▸ Directions for this task: Every entry must be given again exactly.

═══ Data to use ═══

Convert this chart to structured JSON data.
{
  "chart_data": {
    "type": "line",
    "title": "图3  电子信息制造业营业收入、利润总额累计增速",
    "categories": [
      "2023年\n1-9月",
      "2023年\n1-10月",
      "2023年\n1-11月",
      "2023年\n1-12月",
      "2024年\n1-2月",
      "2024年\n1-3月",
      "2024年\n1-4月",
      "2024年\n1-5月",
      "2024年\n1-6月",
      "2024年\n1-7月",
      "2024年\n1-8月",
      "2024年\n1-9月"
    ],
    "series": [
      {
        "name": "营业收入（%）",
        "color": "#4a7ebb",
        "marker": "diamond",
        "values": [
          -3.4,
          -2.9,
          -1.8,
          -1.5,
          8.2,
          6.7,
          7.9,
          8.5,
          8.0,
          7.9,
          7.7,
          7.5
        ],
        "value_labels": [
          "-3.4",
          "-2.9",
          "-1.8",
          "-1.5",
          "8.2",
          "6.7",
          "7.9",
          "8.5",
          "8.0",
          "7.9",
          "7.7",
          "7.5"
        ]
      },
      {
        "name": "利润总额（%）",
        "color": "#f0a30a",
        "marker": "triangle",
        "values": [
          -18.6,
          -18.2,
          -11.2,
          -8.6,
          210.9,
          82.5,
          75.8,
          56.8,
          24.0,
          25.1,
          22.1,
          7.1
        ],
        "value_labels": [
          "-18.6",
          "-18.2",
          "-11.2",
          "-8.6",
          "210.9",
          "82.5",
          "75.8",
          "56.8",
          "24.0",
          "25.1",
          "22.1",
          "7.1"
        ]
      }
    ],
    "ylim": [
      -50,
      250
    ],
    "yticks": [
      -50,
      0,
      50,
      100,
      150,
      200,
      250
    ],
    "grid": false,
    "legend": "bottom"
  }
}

═══

▸ Answer to this exercise:
Convert this chart to structured JSON data.
{
  "chart_data": {
    "type": "line",
    "title": "图3  电子信息制造业营业收入、利润总额累计增速",
    "categories": [
      "2023年\n1-9月",
      "2023年\n1-10月",
      "2023年\n1-11月",
      "2023年\n1-12月",
      "2024年\n1-2月",
      "2024年\n1-3月",
      "2024年\n1-4月",
      "2024年\n1-5月",
      "2024年\n1-6月",
      "2024年\n1-7月",
      "2024年\n1-8月",
      "2024年\n1-9月"
    ],
    "series": [
      {
        "name": "营业收入（%）",
        "color": "#4a7ebb",
        "marker": "diamond",
        "values": [
          -3.4,
          -2.9,
          -1.8,
          -1.5,
          8.2,
          6.7,
          7.9,
          8.5,
          8.0,
          7.9,
          7.7,
          7.5
        ],
        "value_labels": [
          "-3.4",
          "-2.9",
          "-1.8",
          "-1.5",
          "8.2",
          "6.7",
          "7.9",
          "8.5",
          "8.0",
          "7.9",
          "7.7",
          "7.5"
        ]
      },
      {
        "name": "利润总额（%）",
        "color": "#f0a30a",
        "marker": "triangle",
        "values": [
          -18.6,
          -18.2,
          -11.2,
          -8.6,
          210.9,
          82.5,
          75.8,
          56.8,
          24.0,
          25.1,
          22.1,
          7.1
        ],
        "value_labels": [
          "-18.6",
          "-18.2",
          "-11.2",
          "-8.6",
          "210.9",
          "82.5",
          "75.8",
          "56.8",
          "24.0",
          "25.1",
          "22.1",
          "7.1"
        ]
      }
    ],
    "ylim": [
      -50,
      250
    ],
    "yticks": [
      -50,
      0,
      50,
      100,
      150,
      200,
      250
    ],
    "grid": false,
    "legend": "bottom"
  }
}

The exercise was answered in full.